— Excerpt provided —
--------------------------------------------------
CHANDIGARH, India (AP) _ Flash floods and landslides triggered by heavy rains have devastated a region of northern India, killing at least 140 people, officials and news reports said Tuesday.

The downpour that began Monday in the state of Himachal Pradesh caused two rivers, the Sutlej and Andhara rivers, to overflow their banks. The resulting floods wiped out about a dozen villages and cut off main roads to the area, 150 miles from Chandigarh, the nearest big city.

In less than a day, the floods had destroyed hundreds of homes, leaving people stranded in the Himalayan foothills. Where homes once stood, cascading water carried away uprooted trees, cooking gas cylinders and pots and pans, witnesses said.

More than 100 people died in the village of Chirgaon alone, and many more were injured, said B.D. Sharma, a spokesman for the state government. Floods washed away the village temple, the school building, homes, police posts and shops, he said.

Complete details were not available because rains and damaged roads had disrupted communications and made it difficult for rescue teams to move in. The death toll, Sharma said, may rise because officials who reached the remote mountainous area late Monday night were just checking in.
--------------------------------------------------
— Dataset content —
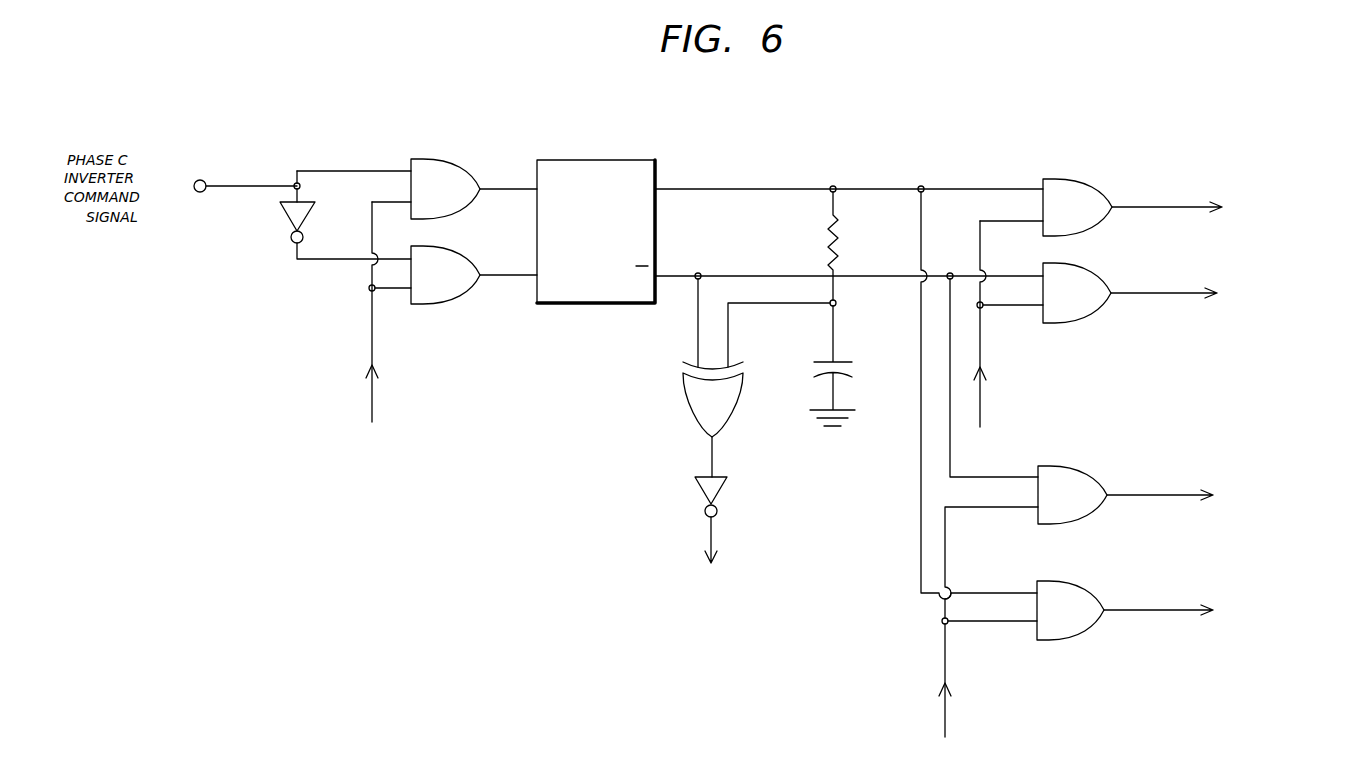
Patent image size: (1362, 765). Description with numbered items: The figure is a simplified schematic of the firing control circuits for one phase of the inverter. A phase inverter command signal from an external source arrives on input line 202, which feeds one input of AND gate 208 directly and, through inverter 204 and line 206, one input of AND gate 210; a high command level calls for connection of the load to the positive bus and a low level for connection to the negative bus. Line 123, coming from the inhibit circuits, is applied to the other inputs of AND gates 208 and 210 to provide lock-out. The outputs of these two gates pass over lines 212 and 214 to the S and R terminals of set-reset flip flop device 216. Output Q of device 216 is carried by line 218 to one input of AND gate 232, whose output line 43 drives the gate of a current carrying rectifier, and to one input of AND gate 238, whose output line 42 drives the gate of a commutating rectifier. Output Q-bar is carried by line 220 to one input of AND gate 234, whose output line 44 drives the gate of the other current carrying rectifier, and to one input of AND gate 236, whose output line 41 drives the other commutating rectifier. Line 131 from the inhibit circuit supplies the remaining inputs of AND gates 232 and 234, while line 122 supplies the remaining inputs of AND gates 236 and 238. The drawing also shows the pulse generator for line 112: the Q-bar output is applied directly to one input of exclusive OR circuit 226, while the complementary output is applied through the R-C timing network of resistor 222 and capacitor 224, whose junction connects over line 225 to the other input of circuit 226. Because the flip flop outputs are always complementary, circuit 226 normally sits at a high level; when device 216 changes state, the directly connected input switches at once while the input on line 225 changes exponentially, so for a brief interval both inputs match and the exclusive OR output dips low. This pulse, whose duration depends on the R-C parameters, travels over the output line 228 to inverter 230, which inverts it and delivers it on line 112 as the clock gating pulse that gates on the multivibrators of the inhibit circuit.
--------------------------------------------------
— Required task —
Resume the news report on the Himachal Pradesh floods, continuing from its final sentence.

— Result —
Several bridges also were washed away in the floods, Press Trust of India news agency said. The worst-affected district was Chamba through which flows the Sutlej, one of the biggest rivers in the area originating in the glaciers of Tibet.

Another 12 people were killed in the district of Kinnaur, where a huge landslide dumped part of a mountainside into the Sutlej, creating a huge lake that was threatening to enlarge and envelop several villages, officials said.

The floods also were threatening a dam on the Andhara river, Sharma said. If the dam ruptured, scores of villages could be washed away.

Property worth $700,000 was destroyed in the floods, Press Trust reported.

Annual monsoon rains begin in June each year and usually end by mid-August. Before Monday’s deluge began, more than 420 people had been killed in India in floods, landslides and collapsing homes this season. The rains, however, also bring relief from India’s harsh summers.